Each line of the material must be returned exactly.

^^^^

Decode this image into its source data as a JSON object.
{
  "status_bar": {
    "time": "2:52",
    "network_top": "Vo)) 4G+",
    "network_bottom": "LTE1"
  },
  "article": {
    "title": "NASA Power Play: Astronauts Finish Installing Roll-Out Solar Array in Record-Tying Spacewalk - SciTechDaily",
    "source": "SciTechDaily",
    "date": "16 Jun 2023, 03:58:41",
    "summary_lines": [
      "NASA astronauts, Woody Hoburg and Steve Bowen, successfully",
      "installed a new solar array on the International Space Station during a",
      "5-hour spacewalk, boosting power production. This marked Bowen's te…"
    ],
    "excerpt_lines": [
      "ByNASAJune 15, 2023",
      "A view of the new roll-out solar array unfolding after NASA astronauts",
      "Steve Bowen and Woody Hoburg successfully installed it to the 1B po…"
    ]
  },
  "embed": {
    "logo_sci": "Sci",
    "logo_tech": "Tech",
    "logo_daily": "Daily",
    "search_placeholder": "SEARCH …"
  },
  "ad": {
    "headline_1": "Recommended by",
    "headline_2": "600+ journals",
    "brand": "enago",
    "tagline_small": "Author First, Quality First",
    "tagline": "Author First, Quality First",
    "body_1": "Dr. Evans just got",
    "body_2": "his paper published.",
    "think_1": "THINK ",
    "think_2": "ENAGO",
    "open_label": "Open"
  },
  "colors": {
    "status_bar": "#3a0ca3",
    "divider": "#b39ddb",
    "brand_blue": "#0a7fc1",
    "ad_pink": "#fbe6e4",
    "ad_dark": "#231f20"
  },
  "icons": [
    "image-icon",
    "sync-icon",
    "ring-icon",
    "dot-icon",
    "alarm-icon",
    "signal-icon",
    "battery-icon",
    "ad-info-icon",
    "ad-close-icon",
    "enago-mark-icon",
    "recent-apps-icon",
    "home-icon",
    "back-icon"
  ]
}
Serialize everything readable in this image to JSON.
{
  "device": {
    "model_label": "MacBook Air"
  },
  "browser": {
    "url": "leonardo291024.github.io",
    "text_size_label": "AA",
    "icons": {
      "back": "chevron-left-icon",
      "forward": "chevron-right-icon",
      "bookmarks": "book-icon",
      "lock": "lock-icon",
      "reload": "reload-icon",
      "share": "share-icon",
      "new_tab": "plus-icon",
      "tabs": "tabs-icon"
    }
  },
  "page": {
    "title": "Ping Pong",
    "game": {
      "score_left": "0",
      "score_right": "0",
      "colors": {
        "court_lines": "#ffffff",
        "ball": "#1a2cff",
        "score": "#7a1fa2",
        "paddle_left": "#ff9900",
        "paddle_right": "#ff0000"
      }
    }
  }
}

^^^^

Problem solution »
Decode this image into its source data as a JSON object.
{
  "status_bar": {
    "time": "2:52",
    "network_top": "Vo)) 4G+",
    "network_bottom": "LTE1"
  },
  "article": {
    "title": "NASA Power Play: Astronauts Finish Installing Roll-Out Solar Array in Record-Tying Spacewalk - SciTechDaily",
    "source": "SciTechDaily",
    "date": "16 Jun 2023, 03:58:41",
    "summary_lines": [
      "NASA astronauts, Woody Hoburg and Steve Bowen, successfully",
      "installed a new solar array on the International Space Station during a",
      "5-hour spacewalk, boosting power production. This marked Bowen's te…"
    ],
    "excerpt_lines": [
      "ByNASAJune 15, 2023",
      "A view of the new roll-out solar array unfolding after NASA astronauts",
      "Steve Bowen and Woody Hoburg successfully installed it to the 1B po…"
    ]
  },
  "embed": {
    "logo_sci": "Sci",
    "logo_tech": "Tech",
    "logo_daily": "Daily",
    "search_placeholder": "SEARCH …"
  },
  "ad": {
    "headline_1": "Recommended by",
    "headline_2": "600+ journals",
    "brand": "enago",
    "tagline_small": "Author First, Quality First",
    "tagline": "Author First, Quality First",
    "body_1": "Dr. Evans just got",
    "body_2": "his paper published.",
    "think_1": "THINK ",
    "think_2": "ENAGO",
    "open_label": "Open"
  },
  "colors": {
    "status_bar": "#3a0ca3",
    "divider": "#b39ddb",
    "brand_blue": "#0a7fc1",
    "ad_pink": "#fbe6e4",
    "ad_dark": "#231f20"
  },
  "icons": [
    "image-icon",
    "sync-icon",
    "ring-icon",
    "dot-icon",
    "alarm-icon",
    "signal-icon",
    "battery-icon",
    "ad-info-icon",
    "ad-close-icon",
    "enago-mark-icon",
    "recent-apps-icon",
    "home-icon",
    "back-icon"
  ]
}
Serialize everything readable in this image to JSON.
{
  "device": {
    "model_label": "MacBook Air"
  },
  "browser": {
    "url": "leonardo291024.github.io",
    "text_size_label": "AA",
    "icons": {
      "back": "chevron-left-icon",
      "forward": "chevron-right-icon",
      "bookmarks": "book-icon",
      "lock": "lock-icon",
      "reload": "reload-icon",
      "share": "share-icon",
      "new_tab": "plus-icon",
      "tabs": "tabs-icon"
    }
  },
  "page": {
    "title": "Ping Pong",
    "game": {
      "score_left": "0",
      "score_right": "0",
      "colors": {
        "court_lines": "#ffffff",
        "ball": "#1a2cff",
        "score": "#7a1fa2",
        "paddle_left": "#ff9900",
        "paddle_right": "#ff0000"
      }
    }
  }
}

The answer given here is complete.